• Short problem: Show all lines holding the string "name".
[start Task input]
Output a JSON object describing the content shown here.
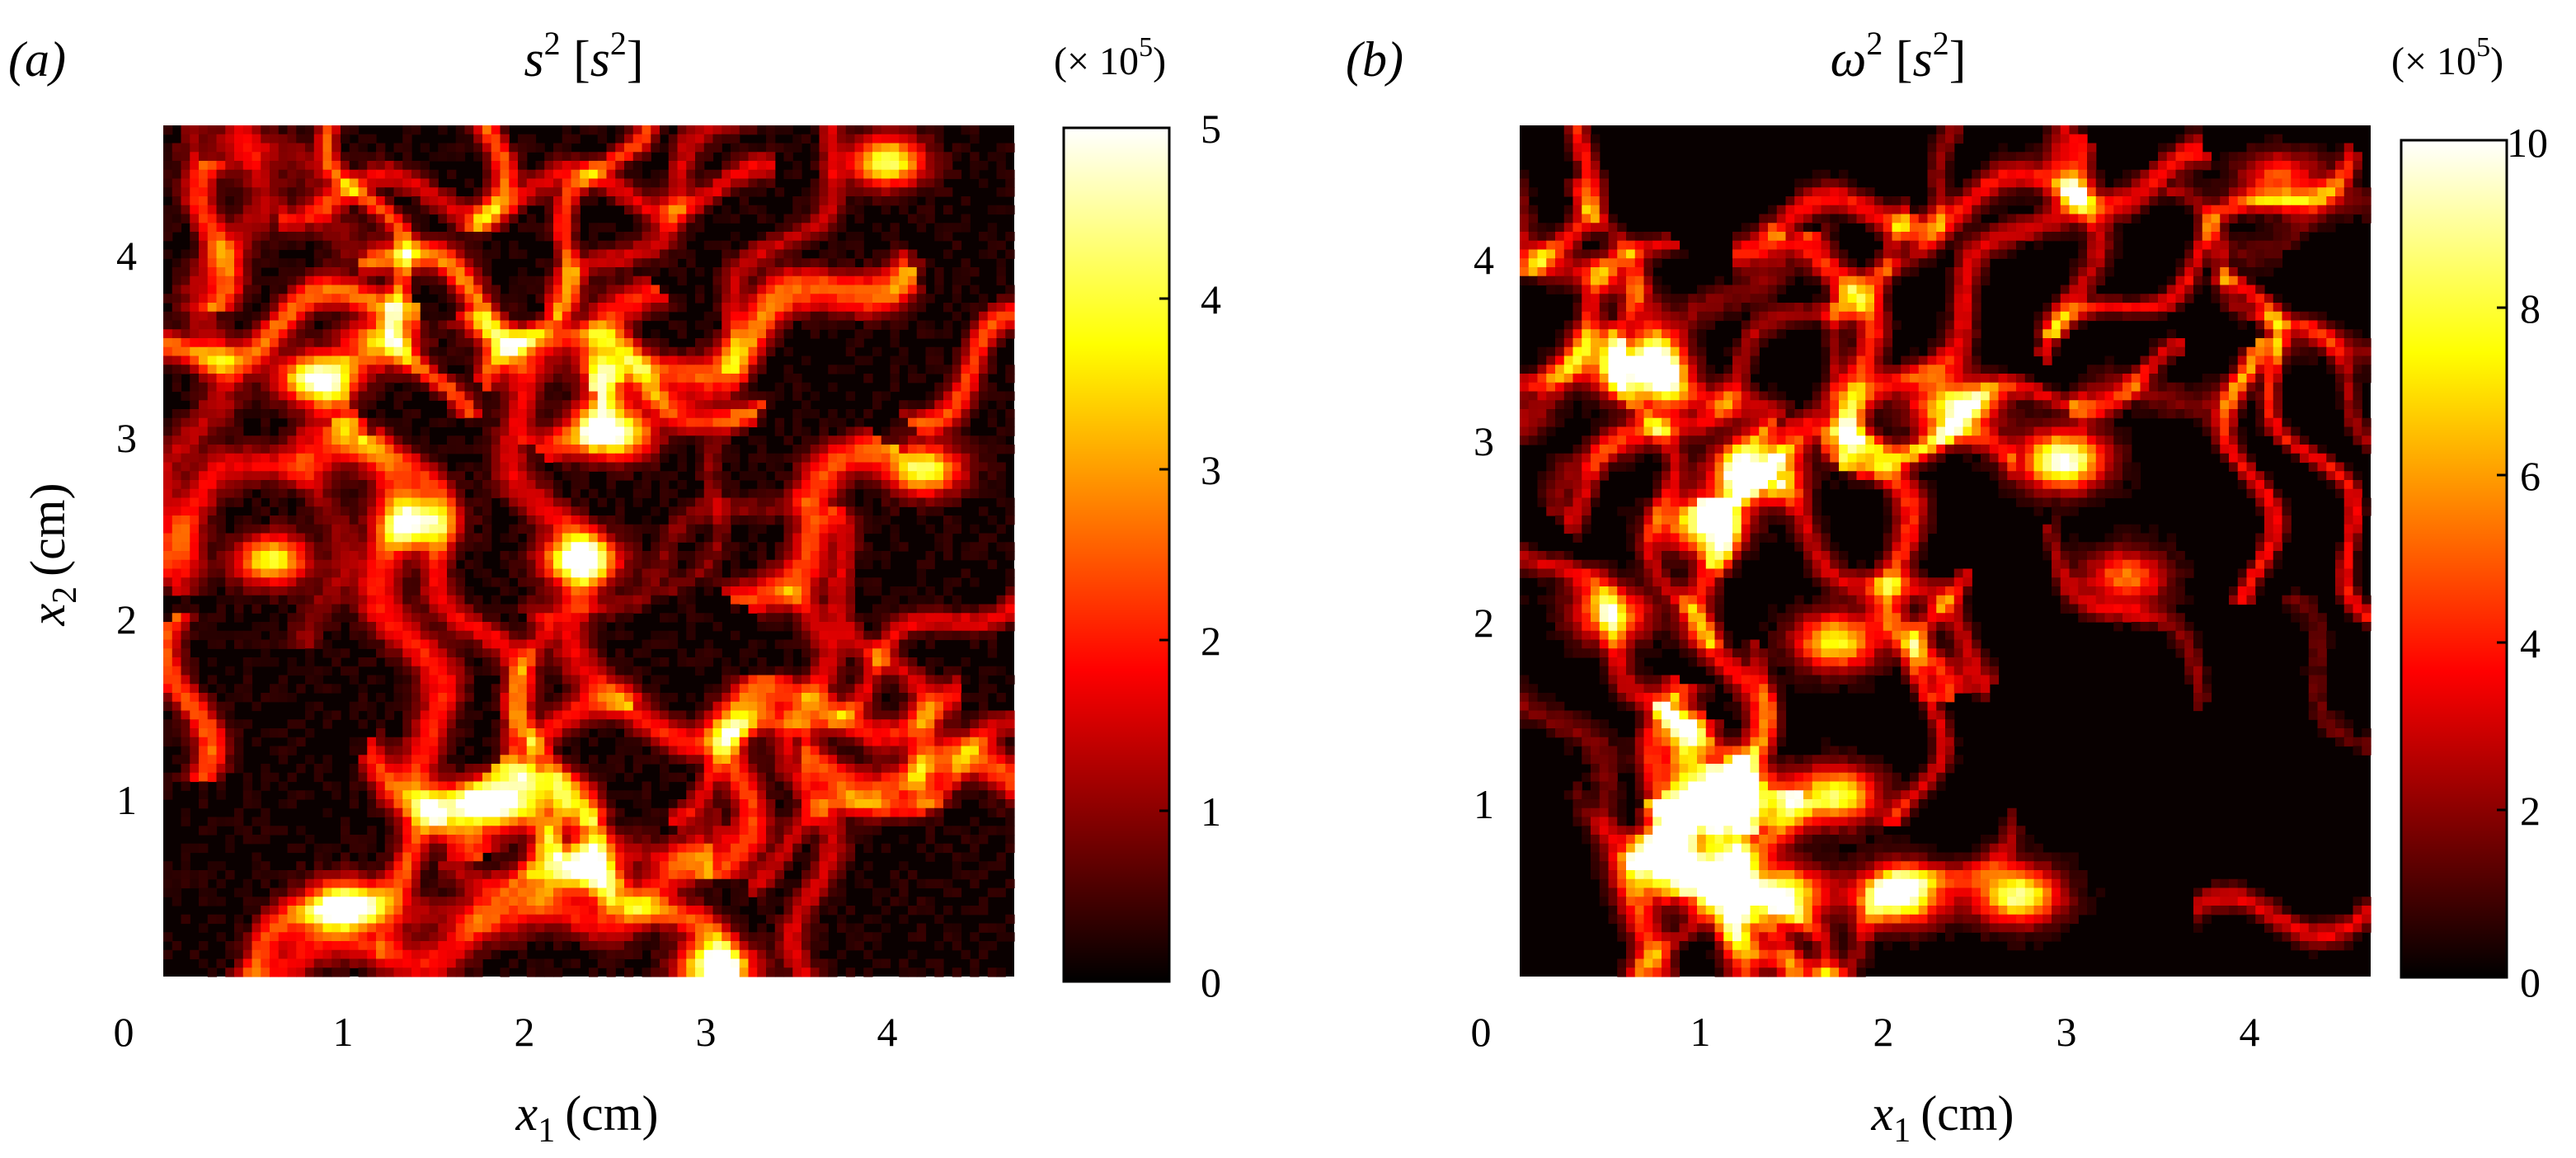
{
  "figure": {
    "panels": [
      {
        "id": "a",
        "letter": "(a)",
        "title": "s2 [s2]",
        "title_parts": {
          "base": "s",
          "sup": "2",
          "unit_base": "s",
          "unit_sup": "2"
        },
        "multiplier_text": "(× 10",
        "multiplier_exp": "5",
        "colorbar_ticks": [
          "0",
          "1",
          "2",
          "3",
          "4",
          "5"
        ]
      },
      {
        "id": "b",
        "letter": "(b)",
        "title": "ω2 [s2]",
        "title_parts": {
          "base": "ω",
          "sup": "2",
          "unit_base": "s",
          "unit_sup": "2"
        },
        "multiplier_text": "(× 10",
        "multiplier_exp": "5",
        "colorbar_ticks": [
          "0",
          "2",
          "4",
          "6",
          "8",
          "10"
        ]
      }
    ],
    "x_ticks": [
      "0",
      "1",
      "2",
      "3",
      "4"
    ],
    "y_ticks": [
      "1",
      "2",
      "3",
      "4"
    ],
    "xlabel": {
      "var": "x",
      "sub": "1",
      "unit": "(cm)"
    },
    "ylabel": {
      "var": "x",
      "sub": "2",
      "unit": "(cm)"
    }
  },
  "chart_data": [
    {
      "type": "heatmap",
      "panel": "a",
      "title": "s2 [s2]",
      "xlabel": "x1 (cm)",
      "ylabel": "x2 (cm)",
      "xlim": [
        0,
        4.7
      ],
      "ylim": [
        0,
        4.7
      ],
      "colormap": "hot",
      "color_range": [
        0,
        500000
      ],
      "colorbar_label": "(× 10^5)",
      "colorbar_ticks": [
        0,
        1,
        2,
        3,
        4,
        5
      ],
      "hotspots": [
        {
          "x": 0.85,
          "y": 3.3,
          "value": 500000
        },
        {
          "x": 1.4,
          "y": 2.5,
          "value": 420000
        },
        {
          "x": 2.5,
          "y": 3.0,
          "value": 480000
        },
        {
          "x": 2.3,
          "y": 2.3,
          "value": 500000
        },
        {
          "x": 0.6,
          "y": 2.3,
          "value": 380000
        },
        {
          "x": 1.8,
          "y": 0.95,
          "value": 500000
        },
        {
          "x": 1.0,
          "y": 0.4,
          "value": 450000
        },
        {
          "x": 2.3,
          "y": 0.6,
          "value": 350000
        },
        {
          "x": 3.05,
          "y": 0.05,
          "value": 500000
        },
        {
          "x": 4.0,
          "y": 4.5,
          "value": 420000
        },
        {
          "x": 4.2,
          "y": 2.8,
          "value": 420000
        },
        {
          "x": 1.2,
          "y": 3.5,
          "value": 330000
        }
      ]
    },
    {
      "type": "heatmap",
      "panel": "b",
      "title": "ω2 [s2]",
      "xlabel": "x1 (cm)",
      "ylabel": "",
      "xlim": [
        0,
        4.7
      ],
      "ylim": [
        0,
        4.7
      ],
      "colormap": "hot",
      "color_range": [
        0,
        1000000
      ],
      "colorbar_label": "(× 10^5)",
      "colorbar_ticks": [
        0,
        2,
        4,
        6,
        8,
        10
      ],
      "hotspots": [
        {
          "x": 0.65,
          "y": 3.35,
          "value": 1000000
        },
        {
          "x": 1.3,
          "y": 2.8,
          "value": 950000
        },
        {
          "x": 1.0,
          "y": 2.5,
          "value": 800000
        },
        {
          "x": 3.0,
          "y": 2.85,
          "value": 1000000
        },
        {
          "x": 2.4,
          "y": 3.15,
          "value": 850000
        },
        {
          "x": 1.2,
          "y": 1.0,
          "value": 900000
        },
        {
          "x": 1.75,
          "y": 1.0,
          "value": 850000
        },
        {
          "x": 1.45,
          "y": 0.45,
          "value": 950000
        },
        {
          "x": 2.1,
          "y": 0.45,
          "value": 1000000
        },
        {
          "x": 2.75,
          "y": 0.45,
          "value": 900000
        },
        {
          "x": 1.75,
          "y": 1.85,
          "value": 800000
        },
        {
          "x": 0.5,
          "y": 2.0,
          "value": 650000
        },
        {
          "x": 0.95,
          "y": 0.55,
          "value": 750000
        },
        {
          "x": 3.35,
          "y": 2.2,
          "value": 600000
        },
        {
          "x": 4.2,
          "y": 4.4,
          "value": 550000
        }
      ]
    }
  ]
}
[end Task input]
[start Task input]
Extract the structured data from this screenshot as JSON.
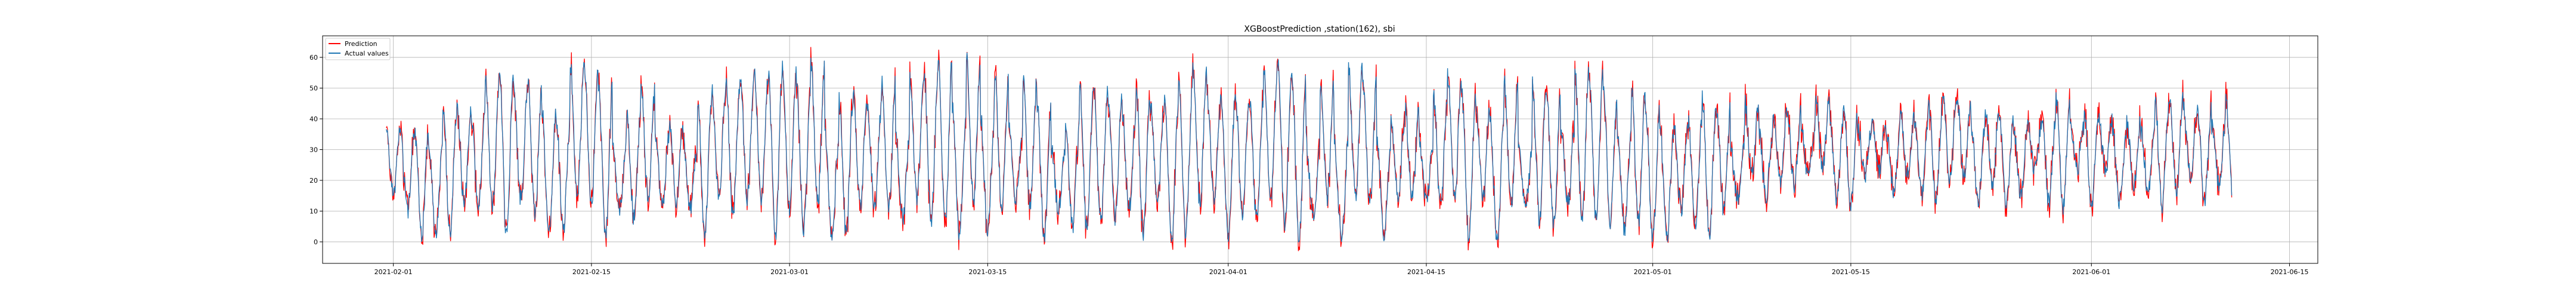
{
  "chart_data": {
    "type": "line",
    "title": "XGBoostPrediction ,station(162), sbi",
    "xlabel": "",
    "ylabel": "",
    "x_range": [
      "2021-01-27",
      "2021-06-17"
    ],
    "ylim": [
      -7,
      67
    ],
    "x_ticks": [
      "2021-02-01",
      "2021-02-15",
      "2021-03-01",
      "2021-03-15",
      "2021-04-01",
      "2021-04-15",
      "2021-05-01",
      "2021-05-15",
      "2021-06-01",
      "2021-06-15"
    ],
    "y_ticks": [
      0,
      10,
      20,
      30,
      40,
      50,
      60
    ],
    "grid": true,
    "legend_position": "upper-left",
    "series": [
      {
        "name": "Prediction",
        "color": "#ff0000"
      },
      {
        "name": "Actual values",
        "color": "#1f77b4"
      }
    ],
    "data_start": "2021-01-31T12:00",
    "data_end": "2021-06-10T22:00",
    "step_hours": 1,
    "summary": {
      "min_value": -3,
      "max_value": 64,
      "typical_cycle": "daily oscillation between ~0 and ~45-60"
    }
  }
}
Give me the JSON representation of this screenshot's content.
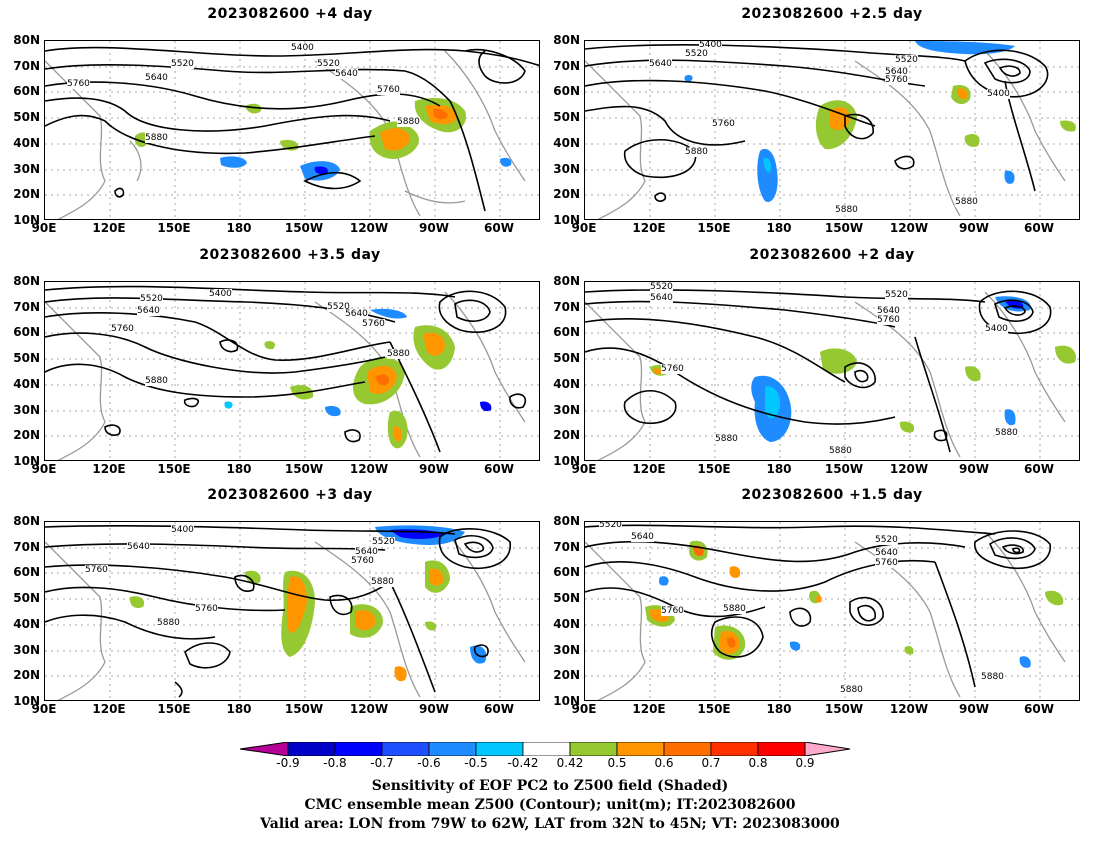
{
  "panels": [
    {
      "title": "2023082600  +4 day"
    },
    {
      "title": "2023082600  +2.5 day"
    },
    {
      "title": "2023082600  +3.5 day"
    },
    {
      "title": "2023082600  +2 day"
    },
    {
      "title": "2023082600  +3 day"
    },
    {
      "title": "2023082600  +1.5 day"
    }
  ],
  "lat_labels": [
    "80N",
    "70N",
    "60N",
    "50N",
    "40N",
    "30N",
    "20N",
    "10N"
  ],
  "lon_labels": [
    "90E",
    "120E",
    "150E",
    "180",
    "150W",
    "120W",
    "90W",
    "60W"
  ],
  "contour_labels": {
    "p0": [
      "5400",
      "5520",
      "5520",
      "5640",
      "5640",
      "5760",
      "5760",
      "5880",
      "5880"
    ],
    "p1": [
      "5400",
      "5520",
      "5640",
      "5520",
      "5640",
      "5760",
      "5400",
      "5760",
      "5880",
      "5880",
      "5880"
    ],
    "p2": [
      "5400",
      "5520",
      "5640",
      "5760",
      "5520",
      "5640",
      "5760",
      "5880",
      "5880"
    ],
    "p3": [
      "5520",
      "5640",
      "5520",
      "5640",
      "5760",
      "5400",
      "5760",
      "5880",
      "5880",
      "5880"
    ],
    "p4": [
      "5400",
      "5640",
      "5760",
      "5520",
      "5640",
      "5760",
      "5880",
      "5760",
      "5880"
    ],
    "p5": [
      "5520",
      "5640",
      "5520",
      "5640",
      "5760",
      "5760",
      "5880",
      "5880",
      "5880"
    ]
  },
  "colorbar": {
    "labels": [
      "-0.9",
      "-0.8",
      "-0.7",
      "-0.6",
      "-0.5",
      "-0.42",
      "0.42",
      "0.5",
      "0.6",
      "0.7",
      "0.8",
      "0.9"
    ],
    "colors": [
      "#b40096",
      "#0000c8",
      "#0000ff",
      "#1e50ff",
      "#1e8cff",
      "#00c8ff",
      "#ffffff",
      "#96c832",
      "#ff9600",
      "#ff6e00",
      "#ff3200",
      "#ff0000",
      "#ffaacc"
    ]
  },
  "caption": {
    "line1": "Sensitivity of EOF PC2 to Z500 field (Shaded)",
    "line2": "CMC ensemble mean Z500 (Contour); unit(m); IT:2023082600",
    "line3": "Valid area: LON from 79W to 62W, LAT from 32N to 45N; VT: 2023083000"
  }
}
[end Task input]
• Solution below:
        "name": "Prediction",
        "name": "Actual values",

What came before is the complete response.